------ RAW RECORDS

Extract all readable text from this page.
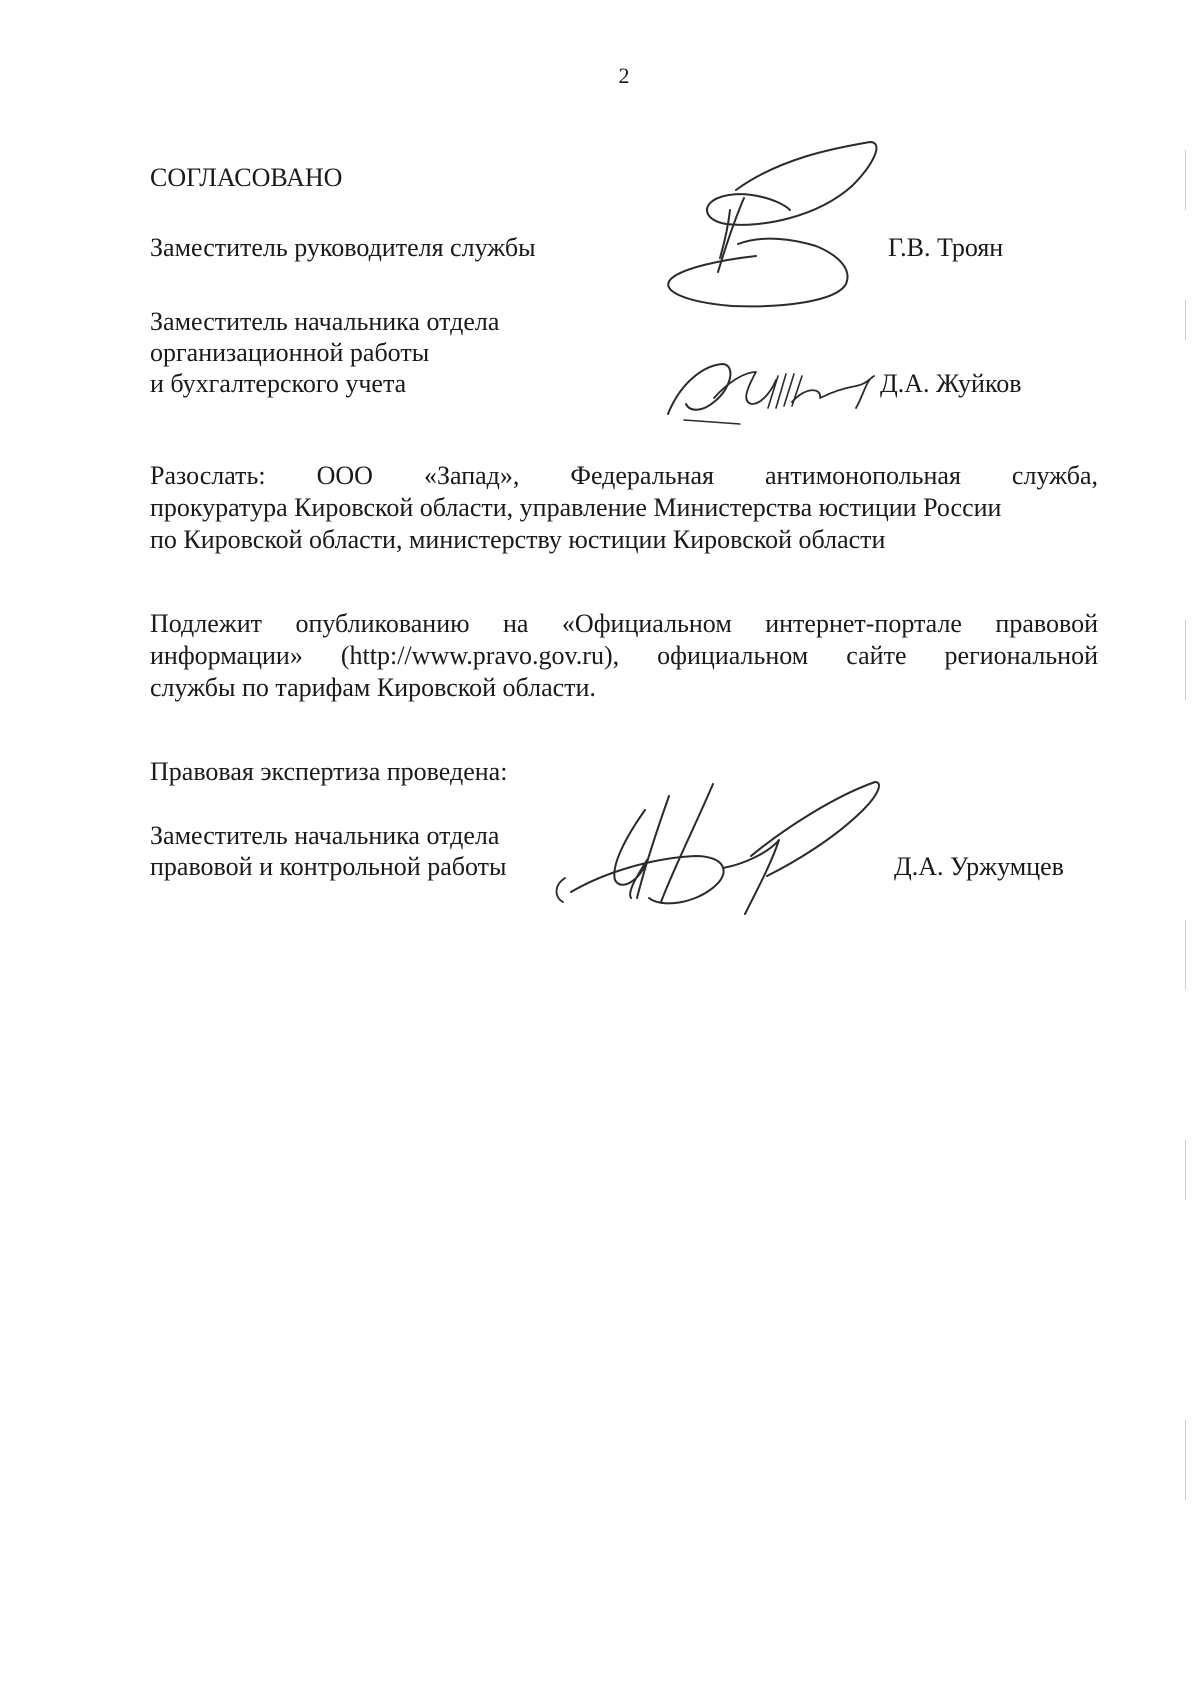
2
СОГЛАСОВАНО
Заместитель руководителя службы	Г.В. Троян
Заместитель начальника отдела
организационной работы
и бухгалтерского учета	Д.А. Жуйков

Разослать: ООО «Запад», Федеральная антимонопольная служба,

прокуратура Кировской области, управление Министерства юстиции России

по Кировской области, министерству юстиции Кировской области

Подлежит опубликованию на «Официальном интернет-портале правовой

информации» (http://www.pravo.gov.ru), официальном сайте региональной

службы по тарифам Кировской области.

Правовая экспертиза проведена:
Заместитель начальника отдела
правовой и контрольной работы	Д.А. Уржумцев
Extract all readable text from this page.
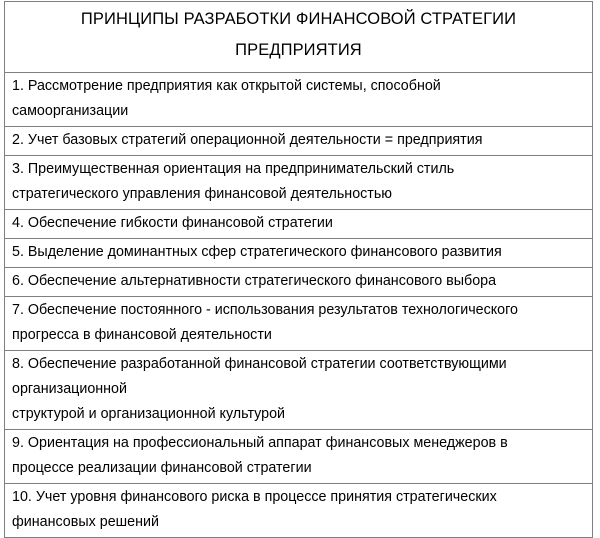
ПРИНЦИПЫ РАЗРАБОТКИ ФИНАНСОВОЙ СТРАТЕГИИ
ПРЕДПРИЯТИЯ
1. Рассмотрение предприятия как открытой системы, способной
самоорганизации
2. Учет базовых стратегий операционной деятельности = предприятия
3. Преимущественная ориентация на предпринимательский стиль
стратегического управления финансовой деятельностью
4. Обеспечение гибкости финансовой стратегии
5. Выделение доминантных сфер стратегического финансового развития
6. Обеспечение альтернативности стратегического финансового выбора
7. Обеспечение постоянного - использования результатов технологического
прогресса в финансовой деятельности
8. Обеспечение разработанной финансовой стратегии соответствующими
организационной
структурой и организационной культурой
9. Ориентация на профессиональный аппарат финансовых менеджеров в
процессе реализации финансовой стратегии
10. Учет уровня финансового риска в процессе принятия стратегических
финансовых решений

------------

**OBJECTIVE**
Reproduce every entry exactly, but omit each picture.

**OUTPUT OF THE TASK**
Extract all readable text from this page.
2
СОГЛАСОВАНО
Заместитель руководителя службы	Г.В. Троян
Заместитель начальника отдела
организационной работы
и бухгалтерского учета	Д.А. Жуйков

Разослать: ООО «Запад», Федеральная антимонопольная служба,

прокуратура Кировской области, управление Министерства юстиции России

по Кировской области, министерству юстиции Кировской области

Подлежит опубликованию на «Официальном интернет-портале правовой

информации» (http://www.pravo.gov.ru), официальном сайте региональной

службы по тарифам Кировской области.

Правовая экспертиза проведена:
Заместитель начальника отдела
правовой и контрольной работы	Д.А. Уржумцев
Extract all readable text from this page.
ПРИНЦИПЫ РАЗРАБОТКИ ФИНАНСОВОЙ СТРАТЕГИИ
ПРЕДПРИЯТИЯ
1. Рассмотрение предприятия как открытой системы, способной
самоорганизации
2. Учет базовых стратегий операционной деятельности = предприятия
3. Преимущественная ориентация на предпринимательский стиль
стратегического управления финансовой деятельностью
4. Обеспечение гибкости финансовой стратегии
5. Выделение доминантных сфер стратегического финансового развития
6. Обеспечение альтернативности стратегического финансового выбора
7. Обеспечение постоянного - использования результатов технологического
прогресса в финансовой деятельности
8. Обеспечение разработанной финансовой стратегии соответствующими
организационной
структурой и организационной культурой
9. Ориентация на профессиональный аппарат финансовых менеджеров в
процессе реализации финансовой стратегии
10. Учет уровня финансового риска в процессе принятия стратегических
финансовых решений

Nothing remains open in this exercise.